Report every line in the listing that contains the string "switch".

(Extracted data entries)
══════════

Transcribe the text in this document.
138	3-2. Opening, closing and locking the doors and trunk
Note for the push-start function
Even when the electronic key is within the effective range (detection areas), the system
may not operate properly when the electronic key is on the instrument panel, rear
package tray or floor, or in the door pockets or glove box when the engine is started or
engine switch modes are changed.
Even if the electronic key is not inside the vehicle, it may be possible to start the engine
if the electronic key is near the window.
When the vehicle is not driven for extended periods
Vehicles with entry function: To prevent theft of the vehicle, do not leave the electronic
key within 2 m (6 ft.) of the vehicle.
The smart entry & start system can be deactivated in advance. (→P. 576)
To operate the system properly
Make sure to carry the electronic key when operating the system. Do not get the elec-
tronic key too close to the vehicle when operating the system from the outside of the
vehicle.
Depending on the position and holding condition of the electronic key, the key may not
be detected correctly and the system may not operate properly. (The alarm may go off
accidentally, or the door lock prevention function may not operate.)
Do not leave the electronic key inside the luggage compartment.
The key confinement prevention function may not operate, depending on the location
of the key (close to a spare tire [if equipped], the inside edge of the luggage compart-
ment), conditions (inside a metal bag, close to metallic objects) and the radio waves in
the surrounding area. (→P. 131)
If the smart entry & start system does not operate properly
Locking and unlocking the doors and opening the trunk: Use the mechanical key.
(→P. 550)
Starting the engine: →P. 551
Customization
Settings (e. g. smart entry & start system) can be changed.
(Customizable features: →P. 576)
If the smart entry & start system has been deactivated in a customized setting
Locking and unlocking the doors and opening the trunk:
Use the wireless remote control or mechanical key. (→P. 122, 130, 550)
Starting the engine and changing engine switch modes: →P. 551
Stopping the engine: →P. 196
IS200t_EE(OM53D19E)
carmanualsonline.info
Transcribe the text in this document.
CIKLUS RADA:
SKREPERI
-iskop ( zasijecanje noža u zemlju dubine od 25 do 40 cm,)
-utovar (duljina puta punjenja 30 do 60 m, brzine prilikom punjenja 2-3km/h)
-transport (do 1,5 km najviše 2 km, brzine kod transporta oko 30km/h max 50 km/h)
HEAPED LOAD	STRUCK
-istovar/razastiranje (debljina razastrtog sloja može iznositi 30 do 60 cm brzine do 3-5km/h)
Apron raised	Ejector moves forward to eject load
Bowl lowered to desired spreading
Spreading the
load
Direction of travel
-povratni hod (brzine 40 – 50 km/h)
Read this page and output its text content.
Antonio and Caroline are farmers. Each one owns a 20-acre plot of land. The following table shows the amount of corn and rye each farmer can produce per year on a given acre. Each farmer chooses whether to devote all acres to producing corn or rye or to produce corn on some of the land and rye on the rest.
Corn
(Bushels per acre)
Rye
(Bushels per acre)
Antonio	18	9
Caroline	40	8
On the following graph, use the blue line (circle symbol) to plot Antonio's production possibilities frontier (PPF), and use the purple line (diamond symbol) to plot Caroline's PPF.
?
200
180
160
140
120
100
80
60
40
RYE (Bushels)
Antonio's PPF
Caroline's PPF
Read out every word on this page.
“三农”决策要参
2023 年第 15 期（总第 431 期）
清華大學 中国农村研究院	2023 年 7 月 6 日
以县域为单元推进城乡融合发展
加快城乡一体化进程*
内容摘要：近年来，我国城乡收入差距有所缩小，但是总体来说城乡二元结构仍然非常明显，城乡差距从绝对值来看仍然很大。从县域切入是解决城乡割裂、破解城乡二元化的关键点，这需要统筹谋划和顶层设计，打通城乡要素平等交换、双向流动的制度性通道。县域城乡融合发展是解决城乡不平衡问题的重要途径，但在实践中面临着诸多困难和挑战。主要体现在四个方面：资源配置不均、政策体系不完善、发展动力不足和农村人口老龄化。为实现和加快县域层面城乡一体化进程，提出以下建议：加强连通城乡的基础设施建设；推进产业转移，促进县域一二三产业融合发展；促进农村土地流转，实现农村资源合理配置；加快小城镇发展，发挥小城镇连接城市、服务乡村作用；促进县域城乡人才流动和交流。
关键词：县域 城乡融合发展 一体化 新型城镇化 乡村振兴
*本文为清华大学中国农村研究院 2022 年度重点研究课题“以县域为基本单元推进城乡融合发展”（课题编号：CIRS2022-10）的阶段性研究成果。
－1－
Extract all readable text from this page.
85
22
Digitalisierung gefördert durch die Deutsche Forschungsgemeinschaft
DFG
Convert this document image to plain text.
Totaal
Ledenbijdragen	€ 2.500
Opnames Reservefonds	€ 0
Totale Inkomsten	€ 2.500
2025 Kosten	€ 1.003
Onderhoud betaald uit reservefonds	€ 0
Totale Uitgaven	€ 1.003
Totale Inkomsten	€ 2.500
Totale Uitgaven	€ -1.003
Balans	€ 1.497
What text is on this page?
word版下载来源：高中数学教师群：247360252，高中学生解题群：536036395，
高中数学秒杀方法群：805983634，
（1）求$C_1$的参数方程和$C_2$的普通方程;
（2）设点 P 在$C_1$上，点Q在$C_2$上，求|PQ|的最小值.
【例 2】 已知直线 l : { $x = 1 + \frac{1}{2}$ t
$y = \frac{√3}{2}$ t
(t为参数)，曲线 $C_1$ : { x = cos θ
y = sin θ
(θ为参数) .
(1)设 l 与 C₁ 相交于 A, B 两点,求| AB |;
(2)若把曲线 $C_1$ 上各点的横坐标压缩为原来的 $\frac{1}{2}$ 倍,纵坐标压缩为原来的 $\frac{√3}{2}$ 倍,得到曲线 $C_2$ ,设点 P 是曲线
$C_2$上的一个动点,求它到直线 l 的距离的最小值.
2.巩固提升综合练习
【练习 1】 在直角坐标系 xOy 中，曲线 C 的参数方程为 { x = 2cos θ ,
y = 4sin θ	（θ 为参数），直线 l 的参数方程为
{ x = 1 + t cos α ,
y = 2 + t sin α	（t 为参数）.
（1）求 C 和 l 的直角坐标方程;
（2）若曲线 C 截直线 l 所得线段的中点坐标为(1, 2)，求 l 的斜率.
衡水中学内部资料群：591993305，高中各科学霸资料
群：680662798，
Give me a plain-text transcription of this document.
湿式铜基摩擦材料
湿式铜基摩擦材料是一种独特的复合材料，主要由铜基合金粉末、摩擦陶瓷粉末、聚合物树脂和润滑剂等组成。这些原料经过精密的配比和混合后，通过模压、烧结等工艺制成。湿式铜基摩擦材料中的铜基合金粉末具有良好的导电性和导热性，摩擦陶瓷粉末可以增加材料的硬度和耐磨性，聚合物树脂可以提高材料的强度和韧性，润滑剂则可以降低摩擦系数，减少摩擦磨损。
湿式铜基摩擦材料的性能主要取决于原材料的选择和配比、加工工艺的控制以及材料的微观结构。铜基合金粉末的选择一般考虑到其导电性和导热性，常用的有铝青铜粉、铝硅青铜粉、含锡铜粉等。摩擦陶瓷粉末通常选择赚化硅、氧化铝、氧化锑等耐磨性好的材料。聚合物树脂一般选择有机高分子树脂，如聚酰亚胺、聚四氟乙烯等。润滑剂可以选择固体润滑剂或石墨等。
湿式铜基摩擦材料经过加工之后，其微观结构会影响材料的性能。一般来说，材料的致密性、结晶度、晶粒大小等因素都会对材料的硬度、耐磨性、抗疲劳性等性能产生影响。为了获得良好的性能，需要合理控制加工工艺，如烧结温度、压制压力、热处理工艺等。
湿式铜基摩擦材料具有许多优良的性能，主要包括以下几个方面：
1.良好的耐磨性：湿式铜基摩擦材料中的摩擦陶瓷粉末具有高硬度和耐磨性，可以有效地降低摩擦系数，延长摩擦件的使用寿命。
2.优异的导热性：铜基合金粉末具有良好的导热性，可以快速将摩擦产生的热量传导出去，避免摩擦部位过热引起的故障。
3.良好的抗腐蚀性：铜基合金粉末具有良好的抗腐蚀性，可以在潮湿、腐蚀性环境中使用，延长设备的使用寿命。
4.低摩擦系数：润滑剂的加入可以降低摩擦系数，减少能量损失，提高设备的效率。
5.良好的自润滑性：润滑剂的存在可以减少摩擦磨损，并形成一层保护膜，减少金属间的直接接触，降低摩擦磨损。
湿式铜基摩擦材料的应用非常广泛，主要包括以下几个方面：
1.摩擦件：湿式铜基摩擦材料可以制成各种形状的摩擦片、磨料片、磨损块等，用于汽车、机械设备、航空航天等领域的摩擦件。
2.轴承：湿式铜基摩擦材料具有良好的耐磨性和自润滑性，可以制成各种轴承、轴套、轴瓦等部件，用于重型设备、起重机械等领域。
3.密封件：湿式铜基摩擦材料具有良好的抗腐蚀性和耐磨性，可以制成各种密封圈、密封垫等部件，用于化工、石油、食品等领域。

══════════

# [SOLUTION TO THIS EXERCISE]
engine switch modes are changed.
Starting the engine and changing engine switch modes: →P. 551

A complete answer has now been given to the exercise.